— Begin PROVIDED MATERIAL —

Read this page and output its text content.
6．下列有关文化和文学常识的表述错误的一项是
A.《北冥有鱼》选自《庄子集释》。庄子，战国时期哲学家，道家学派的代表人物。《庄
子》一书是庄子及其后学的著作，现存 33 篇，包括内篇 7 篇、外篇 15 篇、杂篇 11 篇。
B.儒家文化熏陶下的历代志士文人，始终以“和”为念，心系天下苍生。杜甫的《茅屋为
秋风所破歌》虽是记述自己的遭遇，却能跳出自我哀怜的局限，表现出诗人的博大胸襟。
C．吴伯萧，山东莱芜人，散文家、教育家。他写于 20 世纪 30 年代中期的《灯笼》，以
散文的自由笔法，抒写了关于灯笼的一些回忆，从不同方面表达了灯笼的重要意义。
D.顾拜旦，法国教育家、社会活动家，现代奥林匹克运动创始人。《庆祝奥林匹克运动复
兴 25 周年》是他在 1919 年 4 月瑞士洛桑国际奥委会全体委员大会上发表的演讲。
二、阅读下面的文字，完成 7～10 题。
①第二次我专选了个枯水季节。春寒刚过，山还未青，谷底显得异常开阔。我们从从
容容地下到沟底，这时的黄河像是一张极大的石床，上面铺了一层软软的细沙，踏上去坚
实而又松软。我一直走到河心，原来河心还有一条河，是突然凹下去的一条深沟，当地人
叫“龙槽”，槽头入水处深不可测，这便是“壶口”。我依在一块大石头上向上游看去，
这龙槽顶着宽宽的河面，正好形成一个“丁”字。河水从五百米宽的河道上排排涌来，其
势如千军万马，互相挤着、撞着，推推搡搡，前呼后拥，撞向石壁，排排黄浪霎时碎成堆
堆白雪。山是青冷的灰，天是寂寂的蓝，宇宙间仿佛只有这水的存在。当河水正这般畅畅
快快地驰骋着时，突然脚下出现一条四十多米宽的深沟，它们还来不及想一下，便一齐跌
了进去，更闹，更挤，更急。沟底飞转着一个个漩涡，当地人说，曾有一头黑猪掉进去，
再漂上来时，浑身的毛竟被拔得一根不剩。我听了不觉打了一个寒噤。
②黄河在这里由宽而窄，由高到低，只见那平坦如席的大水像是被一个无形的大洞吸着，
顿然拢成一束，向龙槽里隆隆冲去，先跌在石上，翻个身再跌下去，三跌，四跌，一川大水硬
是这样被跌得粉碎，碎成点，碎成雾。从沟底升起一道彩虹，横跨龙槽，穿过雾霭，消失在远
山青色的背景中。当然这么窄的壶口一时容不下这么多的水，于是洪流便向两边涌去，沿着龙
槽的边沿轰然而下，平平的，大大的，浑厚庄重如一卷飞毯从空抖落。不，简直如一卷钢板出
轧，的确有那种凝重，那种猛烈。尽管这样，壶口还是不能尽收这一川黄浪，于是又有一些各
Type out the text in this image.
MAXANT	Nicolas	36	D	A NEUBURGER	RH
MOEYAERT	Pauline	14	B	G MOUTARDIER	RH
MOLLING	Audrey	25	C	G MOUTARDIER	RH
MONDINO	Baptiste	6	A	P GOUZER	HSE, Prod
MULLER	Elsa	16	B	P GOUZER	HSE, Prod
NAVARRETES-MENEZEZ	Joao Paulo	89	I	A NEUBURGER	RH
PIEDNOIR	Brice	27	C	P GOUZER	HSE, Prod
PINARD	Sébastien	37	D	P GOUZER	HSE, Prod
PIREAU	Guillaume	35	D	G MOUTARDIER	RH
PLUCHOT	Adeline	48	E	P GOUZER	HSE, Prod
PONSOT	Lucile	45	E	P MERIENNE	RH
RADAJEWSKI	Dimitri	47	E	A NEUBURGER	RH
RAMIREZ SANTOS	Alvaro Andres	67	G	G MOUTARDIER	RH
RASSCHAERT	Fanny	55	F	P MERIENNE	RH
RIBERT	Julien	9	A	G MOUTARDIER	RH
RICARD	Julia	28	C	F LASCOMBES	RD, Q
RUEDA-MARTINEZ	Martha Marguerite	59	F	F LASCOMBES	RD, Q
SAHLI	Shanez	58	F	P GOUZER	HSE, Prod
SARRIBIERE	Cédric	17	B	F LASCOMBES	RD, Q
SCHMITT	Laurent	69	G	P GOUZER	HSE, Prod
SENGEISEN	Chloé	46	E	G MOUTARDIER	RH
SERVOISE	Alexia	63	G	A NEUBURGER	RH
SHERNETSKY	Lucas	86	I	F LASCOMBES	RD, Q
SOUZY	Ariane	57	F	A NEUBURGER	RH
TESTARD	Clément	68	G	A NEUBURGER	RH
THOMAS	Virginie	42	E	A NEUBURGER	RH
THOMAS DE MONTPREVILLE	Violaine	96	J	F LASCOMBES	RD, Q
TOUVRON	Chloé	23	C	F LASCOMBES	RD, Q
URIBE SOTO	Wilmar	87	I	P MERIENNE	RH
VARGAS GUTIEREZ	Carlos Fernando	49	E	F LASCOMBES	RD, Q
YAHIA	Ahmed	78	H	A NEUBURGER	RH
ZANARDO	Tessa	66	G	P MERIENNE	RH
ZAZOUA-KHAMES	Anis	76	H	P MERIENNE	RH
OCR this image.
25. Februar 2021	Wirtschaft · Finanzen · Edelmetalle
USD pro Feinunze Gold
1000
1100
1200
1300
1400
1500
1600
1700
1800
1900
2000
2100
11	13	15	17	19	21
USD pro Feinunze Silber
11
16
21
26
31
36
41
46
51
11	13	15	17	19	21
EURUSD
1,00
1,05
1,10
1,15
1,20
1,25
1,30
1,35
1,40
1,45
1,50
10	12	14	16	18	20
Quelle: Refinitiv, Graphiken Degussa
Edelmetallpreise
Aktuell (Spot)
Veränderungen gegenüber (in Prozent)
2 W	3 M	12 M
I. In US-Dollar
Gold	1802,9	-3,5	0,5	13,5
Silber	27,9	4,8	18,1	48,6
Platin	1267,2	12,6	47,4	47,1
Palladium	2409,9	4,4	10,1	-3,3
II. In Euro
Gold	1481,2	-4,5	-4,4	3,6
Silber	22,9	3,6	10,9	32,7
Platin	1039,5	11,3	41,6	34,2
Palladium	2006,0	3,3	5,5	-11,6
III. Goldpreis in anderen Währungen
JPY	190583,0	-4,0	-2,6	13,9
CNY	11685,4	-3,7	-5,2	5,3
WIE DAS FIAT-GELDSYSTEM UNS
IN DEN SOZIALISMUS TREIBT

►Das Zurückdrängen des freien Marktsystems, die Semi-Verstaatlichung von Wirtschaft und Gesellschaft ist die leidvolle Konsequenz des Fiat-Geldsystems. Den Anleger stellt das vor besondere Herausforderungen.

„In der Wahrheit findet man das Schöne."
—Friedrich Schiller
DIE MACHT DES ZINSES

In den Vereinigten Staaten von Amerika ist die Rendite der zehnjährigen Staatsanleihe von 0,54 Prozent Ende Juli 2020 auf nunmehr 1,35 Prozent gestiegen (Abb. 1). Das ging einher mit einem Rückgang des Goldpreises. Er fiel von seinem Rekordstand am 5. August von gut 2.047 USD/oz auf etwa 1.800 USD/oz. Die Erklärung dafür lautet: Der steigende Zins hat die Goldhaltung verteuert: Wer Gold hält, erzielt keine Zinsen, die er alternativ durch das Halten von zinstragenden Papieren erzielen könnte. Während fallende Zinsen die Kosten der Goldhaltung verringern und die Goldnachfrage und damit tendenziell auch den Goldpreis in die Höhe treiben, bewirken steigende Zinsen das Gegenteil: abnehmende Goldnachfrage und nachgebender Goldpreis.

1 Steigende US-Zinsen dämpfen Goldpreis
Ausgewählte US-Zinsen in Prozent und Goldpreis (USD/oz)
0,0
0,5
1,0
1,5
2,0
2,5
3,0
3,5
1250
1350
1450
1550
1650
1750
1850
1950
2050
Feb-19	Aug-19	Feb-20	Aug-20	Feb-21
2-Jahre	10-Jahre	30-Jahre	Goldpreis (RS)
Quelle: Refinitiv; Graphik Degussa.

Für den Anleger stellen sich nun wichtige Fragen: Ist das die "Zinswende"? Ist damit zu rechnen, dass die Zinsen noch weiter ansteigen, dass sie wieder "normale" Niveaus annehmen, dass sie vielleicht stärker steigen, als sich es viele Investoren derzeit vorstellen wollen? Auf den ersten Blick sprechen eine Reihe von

— End PROVIDED MATERIAL —

INSTRUCTIONS TO FOLLOW: Copy out every line of the data that includes the word "Refinitiv".

COMPLETE ANSWER:
Quelle: Refinitiv, Graphiken Degussa
Quelle: Refinitiv; Graphik Degussa.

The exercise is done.